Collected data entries
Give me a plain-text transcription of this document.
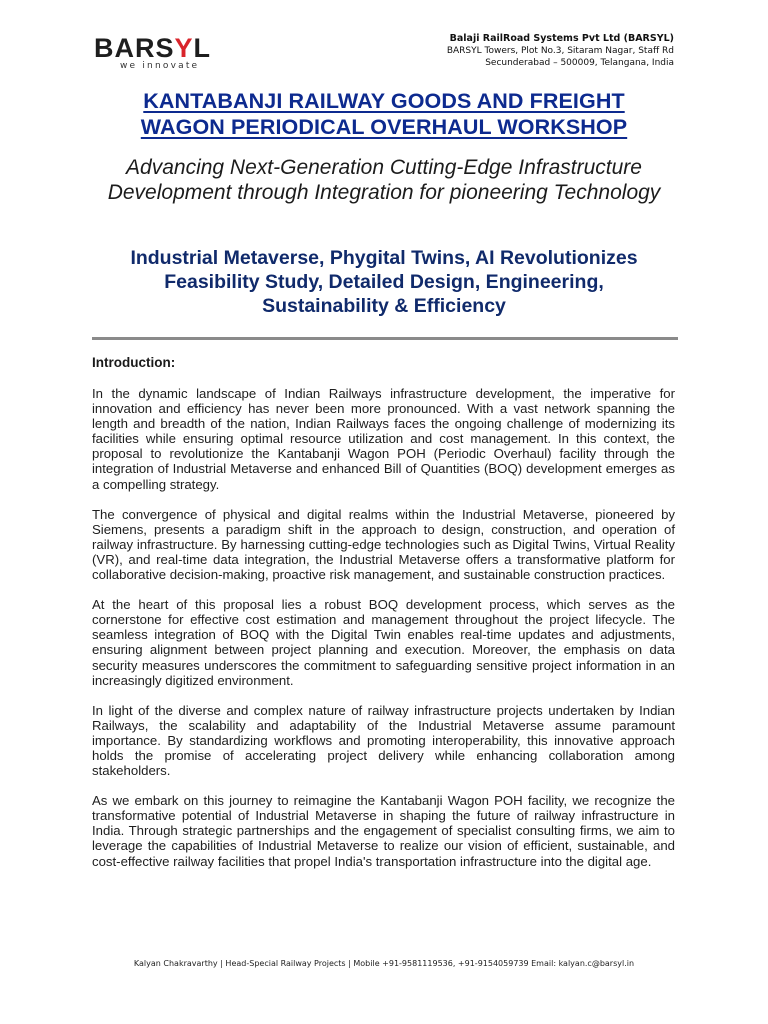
BARSYL
we innovate
Balaji RailRoad Systems Pvt Ltd (BARSYL)
BARSYL Towers, Plot No.3, Sitaram Nagar, Staff Rd
Secunderabad – 500009, Telangana, India
KANTABANJI RAILWAY GOODS AND FREIGHT
WAGON PERIODICAL OVERHAUL WORKSHOP
Advancing Next-Generation Cutting-Edge Infrastructure Development through Integration for pioneering Technology
Industrial Metaverse, Phygital Twins, AI Revolutionizes
Feasibility Study, Detailed Design, Engineering,
Sustainability & Efficiency
Introduction:

In the dynamic landscape of Indian Railways infrastructure development, the imperative for innovation and efficiency has never been more pronounced. With a vast network spanning the length and breadth of the nation, Indian Railways faces the ongoing challenge of modernizing its facilities while ensuring optimal resource utilization and cost management. In this context, the proposal to revolutionize the Kantabanji Wagon POH (Periodic Overhaul) facility through the integration of Industrial Metaverse and enhanced Bill of Quantities (BOQ) development emerges as a compelling strategy.

The convergence of physical and digital realms within the Industrial Metaverse, pioneered by Siemens, presents a paradigm shift in the approach to design, construction, and operation of railway infrastructure. By harnessing cutting-edge technologies such as Digital Twins, Virtual Reality (VR), and real-time data integration, the Industrial Metaverse offers a transformative platform for collaborative decision-making, proactive risk management, and sustainable construction practices.

At the heart of this proposal lies a robust BOQ development process, which serves as the cornerstone for effective cost estimation and management throughout the project lifecycle. The seamless integration of BOQ with the Digital Twin enables real-time updates and adjustments, ensuring alignment between project planning and execution. Moreover, the emphasis on data security measures underscores the commitment to safeguarding sensitive project information in an increasingly digitized environment.

In light of the diverse and complex nature of railway infrastructure projects undertaken by Indian Railways, the scalability and adaptability of the Industrial Metaverse assume paramount importance. By standardizing workflows and promoting interoperability, this innovative approach holds the promise of accelerating project delivery while enhancing collaboration among stakeholders.

As we embark on this journey to reimagine the Kantabanji Wagon POH facility, we recognize the transformative potential of Industrial Metaverse in shaping the future of railway infrastructure in India. Through strategic partnerships and the engagement of specialist consulting firms, we aim to leverage the capabilities of Industrial Metaverse to realize our vision of efficient, sustainable, and cost-effective railway facilities that propel India's transportation infrastructure into the digital age.

Kalyan Chakravarthy | Head-Special Railway Projects | Mobile +91-9581119536, +91-9154059739 Email: kalyan.c@barsyl.in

→ **REQUIRED TASK**
Search the data above for the string "Twins" and return every line that has it.

→ **OUTPUT FOR THIS EXERCISE**
Industrial Metaverse, Phygital Twins, AI Revolutionizes
The convergence of physical and digital realms within the Industrial Metaverse, pioneered by Siemens, presents a paradigm shift in the approach to design, construction, and operation of railway infrastructure. By harnessing cutting-edge technologies such as Digital Twins, Virtual Reality (VR), and real-time data integration, the Industrial Metaverse offers a transformative platform for collaborative decision-making, proactive risk management, and sustainable construction practices.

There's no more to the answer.